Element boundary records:

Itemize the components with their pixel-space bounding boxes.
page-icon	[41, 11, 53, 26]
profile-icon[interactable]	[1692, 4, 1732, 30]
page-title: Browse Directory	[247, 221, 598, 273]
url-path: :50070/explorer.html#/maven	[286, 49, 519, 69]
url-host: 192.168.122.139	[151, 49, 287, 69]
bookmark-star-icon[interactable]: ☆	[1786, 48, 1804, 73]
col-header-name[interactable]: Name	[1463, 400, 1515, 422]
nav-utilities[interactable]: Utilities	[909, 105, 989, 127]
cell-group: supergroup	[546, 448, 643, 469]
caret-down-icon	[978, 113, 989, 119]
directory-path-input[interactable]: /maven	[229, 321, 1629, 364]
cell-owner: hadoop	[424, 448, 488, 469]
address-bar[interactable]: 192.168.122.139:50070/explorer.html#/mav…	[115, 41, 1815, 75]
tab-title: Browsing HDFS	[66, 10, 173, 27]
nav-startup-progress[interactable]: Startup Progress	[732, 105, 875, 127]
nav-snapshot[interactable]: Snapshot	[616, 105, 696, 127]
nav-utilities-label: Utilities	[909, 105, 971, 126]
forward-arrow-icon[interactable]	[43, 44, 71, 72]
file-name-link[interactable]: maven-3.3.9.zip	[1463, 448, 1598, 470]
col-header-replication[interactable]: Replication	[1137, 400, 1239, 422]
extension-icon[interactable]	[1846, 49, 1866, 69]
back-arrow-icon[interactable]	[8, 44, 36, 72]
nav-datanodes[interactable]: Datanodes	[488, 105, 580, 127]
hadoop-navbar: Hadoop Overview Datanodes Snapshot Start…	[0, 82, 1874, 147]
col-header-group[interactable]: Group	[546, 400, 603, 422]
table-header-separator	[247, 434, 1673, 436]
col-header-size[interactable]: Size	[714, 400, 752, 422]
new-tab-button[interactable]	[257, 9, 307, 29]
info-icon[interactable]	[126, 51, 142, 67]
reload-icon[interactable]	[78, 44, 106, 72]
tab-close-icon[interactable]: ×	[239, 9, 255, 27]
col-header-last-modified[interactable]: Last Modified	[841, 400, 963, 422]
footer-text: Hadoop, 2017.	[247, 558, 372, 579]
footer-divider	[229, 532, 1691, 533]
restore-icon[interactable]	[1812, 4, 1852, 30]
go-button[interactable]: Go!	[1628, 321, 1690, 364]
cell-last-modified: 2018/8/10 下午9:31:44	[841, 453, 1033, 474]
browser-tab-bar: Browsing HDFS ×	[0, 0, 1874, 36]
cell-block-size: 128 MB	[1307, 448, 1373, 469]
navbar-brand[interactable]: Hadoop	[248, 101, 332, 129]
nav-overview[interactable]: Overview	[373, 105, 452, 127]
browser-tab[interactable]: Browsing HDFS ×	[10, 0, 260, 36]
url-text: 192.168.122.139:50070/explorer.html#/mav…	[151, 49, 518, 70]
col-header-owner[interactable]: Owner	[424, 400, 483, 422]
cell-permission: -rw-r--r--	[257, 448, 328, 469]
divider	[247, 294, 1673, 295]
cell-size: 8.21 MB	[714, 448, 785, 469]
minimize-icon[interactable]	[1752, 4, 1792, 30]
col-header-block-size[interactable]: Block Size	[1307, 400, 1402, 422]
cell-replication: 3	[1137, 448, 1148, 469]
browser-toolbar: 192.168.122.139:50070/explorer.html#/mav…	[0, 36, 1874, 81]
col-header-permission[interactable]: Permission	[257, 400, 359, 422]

### AIM OF THE TASK
Rewrite the entries as a numbered list, starting at the first line of the entries and ending at the line that contains "41, 1815, 75]", and skip any blank lines.

### ANSWER TO THE PROBLEM
1. Itemize the components with their pixel-space bounding boxes.
2. page-icon	[41, 11, 53, 26]
3. profile-icon[interactable]	[1692, 4, 1732, 30]
4. page-title: Browse Directory	[247, 221, 598, 273]
5. url-path: :50070/explorer.html#/maven	[286, 49, 519, 69]
6. url-host: 192.168.122.139	[151, 49, 287, 69]
7. bookmark-star-icon[interactable]: ☆	[1786, 48, 1804, 73]
8. col-header-name[interactable]: Name	[1463, 400, 1515, 422]
9. nav-utilities[interactable]: Utilities	[909, 105, 989, 127]
10. cell-group: supergroup	[546, 448, 643, 469]
11. caret-down-icon	[978, 113, 989, 119]
12. directory-path-input[interactable]: /maven	[229, 321, 1629, 364]
13. cell-owner: hadoop	[424, 448, 488, 469]
14. address-bar[interactable]: 192.168.122.139:50070/explorer.html#/mav…	[115, 41, 1815, 75]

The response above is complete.